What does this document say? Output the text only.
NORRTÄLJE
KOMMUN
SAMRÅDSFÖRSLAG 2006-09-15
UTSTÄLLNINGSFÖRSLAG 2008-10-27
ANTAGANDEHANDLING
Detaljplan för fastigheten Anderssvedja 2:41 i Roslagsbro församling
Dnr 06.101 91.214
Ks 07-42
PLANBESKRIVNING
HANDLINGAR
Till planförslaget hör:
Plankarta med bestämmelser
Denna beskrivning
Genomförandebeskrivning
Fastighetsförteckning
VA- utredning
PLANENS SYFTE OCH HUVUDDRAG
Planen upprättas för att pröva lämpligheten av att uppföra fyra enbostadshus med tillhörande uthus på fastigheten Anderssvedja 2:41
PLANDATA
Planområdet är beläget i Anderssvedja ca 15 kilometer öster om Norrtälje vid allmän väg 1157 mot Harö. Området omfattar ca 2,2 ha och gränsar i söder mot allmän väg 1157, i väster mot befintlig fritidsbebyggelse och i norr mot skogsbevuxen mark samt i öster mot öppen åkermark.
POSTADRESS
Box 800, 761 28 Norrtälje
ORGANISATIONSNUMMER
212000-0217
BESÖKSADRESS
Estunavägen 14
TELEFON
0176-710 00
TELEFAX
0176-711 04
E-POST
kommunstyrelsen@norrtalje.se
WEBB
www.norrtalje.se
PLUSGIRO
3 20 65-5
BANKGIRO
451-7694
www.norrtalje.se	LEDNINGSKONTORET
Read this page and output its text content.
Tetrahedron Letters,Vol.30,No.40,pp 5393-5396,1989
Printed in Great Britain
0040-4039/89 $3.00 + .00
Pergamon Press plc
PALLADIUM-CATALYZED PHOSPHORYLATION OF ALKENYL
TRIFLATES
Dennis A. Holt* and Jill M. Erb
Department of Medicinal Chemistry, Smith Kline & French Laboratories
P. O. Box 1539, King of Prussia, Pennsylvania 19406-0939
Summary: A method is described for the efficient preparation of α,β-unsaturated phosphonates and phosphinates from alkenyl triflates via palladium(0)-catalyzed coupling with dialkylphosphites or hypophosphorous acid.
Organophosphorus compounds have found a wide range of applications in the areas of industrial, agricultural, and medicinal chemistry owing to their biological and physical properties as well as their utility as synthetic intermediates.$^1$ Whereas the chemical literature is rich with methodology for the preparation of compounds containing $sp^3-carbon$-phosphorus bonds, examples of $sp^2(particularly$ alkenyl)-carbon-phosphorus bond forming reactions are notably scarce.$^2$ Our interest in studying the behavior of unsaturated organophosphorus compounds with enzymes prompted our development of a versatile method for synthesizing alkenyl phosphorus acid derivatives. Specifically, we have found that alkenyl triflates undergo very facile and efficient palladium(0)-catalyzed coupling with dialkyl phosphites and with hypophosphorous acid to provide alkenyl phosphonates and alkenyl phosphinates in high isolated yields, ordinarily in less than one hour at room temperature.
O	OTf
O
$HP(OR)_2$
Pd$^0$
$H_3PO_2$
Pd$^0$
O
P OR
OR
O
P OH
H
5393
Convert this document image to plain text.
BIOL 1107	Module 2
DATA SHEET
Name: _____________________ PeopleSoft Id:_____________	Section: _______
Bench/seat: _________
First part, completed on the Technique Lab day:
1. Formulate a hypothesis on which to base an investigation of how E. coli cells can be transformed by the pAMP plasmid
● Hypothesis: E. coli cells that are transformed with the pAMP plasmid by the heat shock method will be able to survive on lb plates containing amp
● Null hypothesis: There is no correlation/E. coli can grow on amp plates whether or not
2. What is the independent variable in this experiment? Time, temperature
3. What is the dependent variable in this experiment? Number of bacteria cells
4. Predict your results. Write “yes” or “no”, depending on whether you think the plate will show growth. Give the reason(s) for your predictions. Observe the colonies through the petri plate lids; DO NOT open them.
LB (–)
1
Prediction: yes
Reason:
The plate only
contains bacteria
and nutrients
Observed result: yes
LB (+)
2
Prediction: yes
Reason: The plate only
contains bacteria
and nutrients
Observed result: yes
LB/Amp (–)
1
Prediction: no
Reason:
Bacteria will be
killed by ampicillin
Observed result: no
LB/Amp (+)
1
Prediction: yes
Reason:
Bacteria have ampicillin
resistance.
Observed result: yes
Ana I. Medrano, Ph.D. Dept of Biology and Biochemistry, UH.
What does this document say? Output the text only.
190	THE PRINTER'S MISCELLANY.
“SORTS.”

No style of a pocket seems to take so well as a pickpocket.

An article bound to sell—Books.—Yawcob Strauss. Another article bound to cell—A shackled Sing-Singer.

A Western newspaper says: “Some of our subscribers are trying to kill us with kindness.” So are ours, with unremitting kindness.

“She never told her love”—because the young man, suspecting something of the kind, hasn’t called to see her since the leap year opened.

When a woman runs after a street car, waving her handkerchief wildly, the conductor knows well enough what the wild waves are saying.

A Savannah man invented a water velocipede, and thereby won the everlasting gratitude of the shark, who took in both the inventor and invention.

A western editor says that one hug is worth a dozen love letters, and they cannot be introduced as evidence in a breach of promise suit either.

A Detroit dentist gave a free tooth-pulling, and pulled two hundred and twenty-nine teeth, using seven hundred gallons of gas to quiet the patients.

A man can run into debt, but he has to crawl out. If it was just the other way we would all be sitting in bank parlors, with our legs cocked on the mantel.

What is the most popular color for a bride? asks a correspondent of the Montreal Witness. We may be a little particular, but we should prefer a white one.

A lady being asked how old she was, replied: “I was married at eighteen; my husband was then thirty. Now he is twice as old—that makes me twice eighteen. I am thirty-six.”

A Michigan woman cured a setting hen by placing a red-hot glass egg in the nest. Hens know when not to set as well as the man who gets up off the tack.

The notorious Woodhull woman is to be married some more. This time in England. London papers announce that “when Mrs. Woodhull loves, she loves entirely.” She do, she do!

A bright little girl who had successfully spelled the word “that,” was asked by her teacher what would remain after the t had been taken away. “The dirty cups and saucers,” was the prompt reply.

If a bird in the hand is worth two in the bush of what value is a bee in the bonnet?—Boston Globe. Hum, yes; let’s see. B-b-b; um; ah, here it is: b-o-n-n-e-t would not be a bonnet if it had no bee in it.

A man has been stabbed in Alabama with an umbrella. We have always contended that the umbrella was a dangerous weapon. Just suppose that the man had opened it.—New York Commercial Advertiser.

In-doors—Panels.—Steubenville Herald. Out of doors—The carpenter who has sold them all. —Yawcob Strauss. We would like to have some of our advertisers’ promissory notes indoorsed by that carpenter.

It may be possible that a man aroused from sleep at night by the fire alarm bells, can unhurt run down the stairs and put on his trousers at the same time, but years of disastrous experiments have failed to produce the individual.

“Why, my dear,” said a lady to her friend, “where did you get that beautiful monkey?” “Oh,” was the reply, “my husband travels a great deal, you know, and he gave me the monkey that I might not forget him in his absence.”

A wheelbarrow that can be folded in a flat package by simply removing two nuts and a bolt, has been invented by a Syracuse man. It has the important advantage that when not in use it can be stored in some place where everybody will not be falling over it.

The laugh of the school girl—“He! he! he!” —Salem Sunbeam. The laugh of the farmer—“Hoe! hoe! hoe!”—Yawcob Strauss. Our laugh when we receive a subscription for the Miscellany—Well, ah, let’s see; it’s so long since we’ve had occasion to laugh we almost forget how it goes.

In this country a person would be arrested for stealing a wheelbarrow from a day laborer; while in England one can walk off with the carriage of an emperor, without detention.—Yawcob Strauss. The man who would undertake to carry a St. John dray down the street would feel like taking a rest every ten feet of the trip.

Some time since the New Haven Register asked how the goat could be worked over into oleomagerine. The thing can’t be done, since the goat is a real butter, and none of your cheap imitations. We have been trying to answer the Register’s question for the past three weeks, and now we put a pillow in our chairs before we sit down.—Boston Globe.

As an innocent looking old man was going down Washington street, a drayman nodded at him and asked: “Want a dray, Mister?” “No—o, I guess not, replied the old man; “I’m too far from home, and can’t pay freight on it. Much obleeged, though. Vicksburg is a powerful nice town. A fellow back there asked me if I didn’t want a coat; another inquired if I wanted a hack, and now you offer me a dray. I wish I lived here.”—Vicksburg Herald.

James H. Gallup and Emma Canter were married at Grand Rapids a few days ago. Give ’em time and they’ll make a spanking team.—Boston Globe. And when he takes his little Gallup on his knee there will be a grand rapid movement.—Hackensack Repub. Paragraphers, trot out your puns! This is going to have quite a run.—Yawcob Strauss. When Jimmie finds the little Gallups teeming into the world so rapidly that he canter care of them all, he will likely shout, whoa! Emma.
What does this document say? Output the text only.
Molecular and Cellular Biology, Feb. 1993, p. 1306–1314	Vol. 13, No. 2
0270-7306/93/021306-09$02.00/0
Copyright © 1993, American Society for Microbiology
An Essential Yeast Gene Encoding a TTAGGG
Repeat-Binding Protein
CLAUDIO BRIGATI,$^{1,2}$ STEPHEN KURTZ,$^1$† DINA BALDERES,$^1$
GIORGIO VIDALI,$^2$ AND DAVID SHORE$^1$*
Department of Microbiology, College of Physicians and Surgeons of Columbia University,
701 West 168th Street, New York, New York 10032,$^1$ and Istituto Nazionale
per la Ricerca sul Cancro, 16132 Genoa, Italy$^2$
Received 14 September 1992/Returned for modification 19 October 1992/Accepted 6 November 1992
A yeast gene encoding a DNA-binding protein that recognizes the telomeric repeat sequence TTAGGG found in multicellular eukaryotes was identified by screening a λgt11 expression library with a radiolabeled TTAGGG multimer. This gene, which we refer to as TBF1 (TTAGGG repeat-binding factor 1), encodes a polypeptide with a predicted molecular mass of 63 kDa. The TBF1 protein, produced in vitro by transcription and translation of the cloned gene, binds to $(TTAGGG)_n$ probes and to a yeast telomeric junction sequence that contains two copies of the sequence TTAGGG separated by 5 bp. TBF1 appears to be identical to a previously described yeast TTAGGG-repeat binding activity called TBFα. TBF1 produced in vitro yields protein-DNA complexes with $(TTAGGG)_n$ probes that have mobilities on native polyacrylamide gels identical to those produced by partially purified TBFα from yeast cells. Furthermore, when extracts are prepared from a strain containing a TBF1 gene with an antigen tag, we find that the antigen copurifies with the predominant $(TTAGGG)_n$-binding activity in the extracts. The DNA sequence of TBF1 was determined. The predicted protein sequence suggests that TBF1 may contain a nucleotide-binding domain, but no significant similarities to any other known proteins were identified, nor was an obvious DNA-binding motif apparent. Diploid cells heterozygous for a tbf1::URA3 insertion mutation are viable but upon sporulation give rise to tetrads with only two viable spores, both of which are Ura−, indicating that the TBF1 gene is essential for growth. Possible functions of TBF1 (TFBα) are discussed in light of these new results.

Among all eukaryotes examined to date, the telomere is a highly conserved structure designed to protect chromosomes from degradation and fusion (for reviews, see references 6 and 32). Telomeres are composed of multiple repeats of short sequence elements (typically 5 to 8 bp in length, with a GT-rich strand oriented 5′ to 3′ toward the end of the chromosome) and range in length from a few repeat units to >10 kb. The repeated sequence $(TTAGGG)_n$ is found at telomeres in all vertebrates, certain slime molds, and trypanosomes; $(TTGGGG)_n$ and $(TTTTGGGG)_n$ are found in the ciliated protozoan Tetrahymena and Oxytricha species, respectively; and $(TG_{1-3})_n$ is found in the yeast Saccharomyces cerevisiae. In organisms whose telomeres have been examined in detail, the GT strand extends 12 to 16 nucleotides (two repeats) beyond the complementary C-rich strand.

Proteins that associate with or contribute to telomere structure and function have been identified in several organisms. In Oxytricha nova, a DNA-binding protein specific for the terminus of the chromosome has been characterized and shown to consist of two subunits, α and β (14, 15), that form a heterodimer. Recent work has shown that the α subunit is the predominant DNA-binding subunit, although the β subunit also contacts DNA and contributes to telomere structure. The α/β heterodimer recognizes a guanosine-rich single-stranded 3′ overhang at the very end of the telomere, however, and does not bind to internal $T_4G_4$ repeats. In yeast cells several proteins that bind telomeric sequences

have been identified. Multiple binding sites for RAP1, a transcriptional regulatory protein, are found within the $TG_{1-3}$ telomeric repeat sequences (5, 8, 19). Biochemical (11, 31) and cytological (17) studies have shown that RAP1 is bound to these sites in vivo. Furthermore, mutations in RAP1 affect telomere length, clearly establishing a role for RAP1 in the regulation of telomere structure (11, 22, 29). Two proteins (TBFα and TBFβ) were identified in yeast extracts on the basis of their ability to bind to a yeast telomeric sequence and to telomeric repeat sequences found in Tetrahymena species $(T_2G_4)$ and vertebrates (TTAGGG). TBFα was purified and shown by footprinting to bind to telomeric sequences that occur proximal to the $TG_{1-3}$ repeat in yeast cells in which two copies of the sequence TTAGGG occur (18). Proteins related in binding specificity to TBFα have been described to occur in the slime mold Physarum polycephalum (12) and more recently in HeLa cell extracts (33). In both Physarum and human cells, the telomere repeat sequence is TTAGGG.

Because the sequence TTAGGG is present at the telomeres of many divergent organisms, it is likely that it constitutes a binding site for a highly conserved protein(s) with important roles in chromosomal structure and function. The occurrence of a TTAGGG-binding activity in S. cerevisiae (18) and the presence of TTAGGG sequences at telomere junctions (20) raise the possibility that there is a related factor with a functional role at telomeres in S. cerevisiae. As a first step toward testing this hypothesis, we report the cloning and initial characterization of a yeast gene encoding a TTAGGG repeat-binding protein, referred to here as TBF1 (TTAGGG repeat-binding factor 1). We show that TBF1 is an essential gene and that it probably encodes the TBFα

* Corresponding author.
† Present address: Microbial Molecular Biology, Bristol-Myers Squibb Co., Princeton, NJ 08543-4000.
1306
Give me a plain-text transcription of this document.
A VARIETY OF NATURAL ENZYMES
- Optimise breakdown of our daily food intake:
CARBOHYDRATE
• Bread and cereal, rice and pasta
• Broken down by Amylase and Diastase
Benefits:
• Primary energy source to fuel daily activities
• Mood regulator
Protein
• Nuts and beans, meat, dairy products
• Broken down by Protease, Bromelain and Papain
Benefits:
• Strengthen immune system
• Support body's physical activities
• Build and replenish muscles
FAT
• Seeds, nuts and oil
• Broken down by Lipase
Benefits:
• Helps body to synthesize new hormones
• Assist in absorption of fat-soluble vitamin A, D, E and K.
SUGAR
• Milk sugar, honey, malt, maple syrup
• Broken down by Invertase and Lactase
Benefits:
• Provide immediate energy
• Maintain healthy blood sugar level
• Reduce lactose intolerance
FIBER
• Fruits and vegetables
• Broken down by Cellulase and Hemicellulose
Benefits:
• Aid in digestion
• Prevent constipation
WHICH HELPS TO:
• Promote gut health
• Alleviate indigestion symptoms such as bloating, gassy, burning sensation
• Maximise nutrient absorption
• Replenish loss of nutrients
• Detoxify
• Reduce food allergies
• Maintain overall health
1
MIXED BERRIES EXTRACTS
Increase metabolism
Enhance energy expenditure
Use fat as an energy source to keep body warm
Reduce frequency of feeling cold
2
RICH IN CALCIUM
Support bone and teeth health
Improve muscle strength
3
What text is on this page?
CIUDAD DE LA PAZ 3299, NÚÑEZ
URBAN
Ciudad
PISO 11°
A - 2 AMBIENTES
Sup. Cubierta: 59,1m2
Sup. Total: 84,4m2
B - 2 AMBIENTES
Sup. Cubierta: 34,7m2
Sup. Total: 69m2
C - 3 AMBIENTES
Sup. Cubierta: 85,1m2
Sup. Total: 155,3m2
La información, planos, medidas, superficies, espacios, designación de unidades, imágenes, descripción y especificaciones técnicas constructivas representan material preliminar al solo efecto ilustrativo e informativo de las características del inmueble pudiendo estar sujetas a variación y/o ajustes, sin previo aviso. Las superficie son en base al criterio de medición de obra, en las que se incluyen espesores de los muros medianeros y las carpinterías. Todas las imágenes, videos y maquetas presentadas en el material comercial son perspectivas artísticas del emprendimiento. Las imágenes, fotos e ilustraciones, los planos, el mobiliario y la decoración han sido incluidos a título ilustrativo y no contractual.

▶ _Assignment_
What is the number of lines in the listing that contain the string "gave"? Reply with that number alone.

▶ _Solution for this task_
2